(Set exercise)
Show each line of the data below that has the string "health" in it.

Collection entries
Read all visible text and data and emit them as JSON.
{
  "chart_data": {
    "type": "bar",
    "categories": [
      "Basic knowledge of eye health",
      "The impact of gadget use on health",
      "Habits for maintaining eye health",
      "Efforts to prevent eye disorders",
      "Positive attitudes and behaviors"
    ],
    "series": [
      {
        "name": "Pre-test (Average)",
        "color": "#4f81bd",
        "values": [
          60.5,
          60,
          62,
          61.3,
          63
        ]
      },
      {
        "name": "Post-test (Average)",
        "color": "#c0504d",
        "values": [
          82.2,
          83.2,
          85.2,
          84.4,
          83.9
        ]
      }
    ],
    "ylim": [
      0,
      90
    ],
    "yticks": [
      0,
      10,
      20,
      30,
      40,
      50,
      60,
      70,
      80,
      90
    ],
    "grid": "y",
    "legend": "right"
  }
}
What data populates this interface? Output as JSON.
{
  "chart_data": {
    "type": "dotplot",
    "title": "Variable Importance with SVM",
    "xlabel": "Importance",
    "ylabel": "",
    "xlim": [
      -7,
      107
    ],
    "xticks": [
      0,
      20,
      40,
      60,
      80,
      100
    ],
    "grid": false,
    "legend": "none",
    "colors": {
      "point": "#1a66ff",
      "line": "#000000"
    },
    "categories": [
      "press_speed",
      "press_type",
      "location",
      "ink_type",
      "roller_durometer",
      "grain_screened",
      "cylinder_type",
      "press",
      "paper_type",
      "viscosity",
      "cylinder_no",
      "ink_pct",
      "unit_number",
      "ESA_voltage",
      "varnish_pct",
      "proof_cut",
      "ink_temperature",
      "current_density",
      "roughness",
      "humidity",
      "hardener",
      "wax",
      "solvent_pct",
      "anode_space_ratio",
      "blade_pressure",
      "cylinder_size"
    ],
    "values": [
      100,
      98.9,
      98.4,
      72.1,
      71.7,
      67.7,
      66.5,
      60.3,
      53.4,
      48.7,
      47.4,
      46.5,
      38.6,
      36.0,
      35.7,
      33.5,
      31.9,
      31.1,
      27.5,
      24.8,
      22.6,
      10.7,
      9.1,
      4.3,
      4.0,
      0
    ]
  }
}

(Full solution)
      "Basic knowledge of eye health",
      "The impact of gadget use on health",
      "Habits for maintaining eye health",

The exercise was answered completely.